=== Dataset ===
☆ ☆ ☆ ☆ ☆ ☆ ☆

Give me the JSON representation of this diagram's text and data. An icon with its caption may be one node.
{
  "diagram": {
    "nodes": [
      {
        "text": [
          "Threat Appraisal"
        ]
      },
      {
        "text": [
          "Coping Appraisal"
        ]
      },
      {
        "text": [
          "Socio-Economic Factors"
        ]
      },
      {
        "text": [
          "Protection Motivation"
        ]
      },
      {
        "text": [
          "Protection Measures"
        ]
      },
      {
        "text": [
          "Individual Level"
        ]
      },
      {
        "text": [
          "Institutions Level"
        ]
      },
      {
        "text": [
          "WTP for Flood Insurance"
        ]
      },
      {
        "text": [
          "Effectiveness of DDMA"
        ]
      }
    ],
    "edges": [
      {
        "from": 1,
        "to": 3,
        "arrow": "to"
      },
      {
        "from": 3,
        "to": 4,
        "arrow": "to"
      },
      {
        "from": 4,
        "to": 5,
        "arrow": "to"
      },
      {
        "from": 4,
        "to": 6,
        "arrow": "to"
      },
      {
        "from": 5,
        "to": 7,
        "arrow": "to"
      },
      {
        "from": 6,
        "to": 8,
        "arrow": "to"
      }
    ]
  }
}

☆ ☆ ☆ ☆ ☆ ☆ ☆

=== Exercise description ===
Repeat the preceding lines exactly, please, every one of them.

=== Completed exercise ===
Give me the JSON representation of this diagram's text and data. An icon with its caption may be one node.
{
  "diagram": {
    "nodes": [
      {
        "text": [
          "Threat Appraisal"
        ]
      },
      {
        "text": [
          "Coping Appraisal"
        ]
      },
      {
        "text": [
          "Socio-Economic Factors"
        ]
      },
      {
        "text": [
          "Protection Motivation"
        ]
      },
      {
        "text": [
          "Protection Measures"
        ]
      },
      {
        "text": [
          "Individual Level"
        ]
      },
      {
        "text": [
          "Institutions Level"
        ]
      },
      {
        "text": [
          "WTP for Flood Insurance"
        ]
      },
      {
        "text": [
          "Effectiveness of DDMA"
        ]
      }
    ],
    "edges": [
      {
        "from": 1,
        "to": 3,
        "arrow": "to"
      },
      {
        "from": 3,
        "to": 4,
        "arrow": "to"
      },
      {
        "from": 4,
        "to": 5,
        "arrow": "to"
      },
      {
        "from": 4,
        "to": 6,
        "arrow": "to"
      },
      {
        "from": 5,
        "to": 7,
        "arrow": "to"
      },
      {
        "from": 6,
        "to": 8,
        "arrow": "to"
      }
    ]
  }
}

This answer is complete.